■ **TASK MATERIAL**:
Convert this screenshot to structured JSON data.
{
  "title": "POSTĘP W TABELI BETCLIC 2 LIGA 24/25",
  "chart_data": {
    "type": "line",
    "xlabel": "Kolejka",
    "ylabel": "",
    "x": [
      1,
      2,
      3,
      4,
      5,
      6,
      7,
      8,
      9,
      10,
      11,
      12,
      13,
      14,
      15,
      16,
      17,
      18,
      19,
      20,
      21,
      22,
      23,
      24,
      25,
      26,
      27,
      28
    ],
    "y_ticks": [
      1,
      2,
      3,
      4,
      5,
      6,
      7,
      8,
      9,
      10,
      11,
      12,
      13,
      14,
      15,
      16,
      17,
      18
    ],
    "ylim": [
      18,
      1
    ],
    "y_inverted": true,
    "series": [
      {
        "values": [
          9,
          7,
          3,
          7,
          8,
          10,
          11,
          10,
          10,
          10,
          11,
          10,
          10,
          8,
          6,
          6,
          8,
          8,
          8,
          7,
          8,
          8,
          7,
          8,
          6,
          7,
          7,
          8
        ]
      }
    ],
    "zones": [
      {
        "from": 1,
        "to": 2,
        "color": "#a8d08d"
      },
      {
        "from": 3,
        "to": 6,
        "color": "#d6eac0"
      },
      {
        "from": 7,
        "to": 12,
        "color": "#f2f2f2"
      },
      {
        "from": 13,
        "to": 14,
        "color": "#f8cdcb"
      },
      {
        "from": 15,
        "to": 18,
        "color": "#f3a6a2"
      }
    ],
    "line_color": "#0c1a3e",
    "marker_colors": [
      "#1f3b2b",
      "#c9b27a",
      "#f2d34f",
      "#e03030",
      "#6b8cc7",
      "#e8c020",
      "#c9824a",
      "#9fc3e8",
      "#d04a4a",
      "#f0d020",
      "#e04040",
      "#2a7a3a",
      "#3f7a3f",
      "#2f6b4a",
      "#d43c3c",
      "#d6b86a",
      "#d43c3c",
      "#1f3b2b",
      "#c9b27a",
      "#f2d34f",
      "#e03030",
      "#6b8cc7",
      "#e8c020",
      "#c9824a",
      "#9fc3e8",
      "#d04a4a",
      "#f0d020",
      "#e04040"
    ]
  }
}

■ **EXERCISE**:
Each line of the material should be duplicated exactly, please.

■ **FULL ANSWER**:
Convert this screenshot to structured JSON data.
{
  "title": "POSTĘP W TABELI BETCLIC 2 LIGA 24/25",
  "chart_data": {
    "type": "line",
    "xlabel": "Kolejka",
    "ylabel": "",
    "x": [
      1,
      2,
      3,
      4,
      5,
      6,
      7,
      8,
      9,
      10,
      11,
      12,
      13,
      14,
      15,
      16,
      17,
      18,
      19,
      20,
      21,
      22,
      23,
      24,
      25,
      26,
      27,
      28
    ],
    "y_ticks": [
      1,
      2,
      3,
      4,
      5,
      6,
      7,
      8,
      9,
      10,
      11,
      12,
      13,
      14,
      15,
      16,
      17,
      18
    ],
    "ylim": [
      18,
      1
    ],
    "y_inverted": true,
    "series": [
      {
        "values": [
          9,
          7,
          3,
          7,
          8,
          10,
          11,
          10,
          10,
          10,
          11,
          10,
          10,
          8,
          6,
          6,
          8,
          8,
          8,
          7,
          8,
          8,
          7,
          8,
          6,
          7,
          7,
          8
        ]
      }
    ],
    "zones": [
      {
        "from": 1,
        "to": 2,
        "color": "#a8d08d"
      },
      {
        "from": 3,
        "to": 6,
        "color": "#d6eac0"
      },
      {
        "from": 7,
        "to": 12,
        "color": "#f2f2f2"
      },
      {
        "from": 13,
        "to": 14,
        "color": "#f8cdcb"
      },
      {
        "from": 15,
        "to": 18,
        "color": "#f3a6a2"
      }
    ],
    "line_color": "#0c1a3e",
    "marker_colors": [
      "#1f3b2b",
      "#c9b27a",
      "#f2d34f",
      "#e03030",
      "#6b8cc7",
      "#e8c020",
      "#c9824a",
      "#9fc3e8",
      "#d04a4a",
      "#f0d020",
      "#e04040",
      "#2a7a3a",
      "#3f7a3f",
      "#2f6b4a",
      "#d43c3c",
      "#d6b86a",
      "#d43c3c",
      "#1f3b2b",
      "#c9b27a",
      "#f2d34f",
      "#e03030",
      "#6b8cc7",
      "#e8c020",
      "#c9824a",
      "#9fc3e8",
      "#d04a4a",
      "#f0d020",
      "#e04040"
    ]
  }
}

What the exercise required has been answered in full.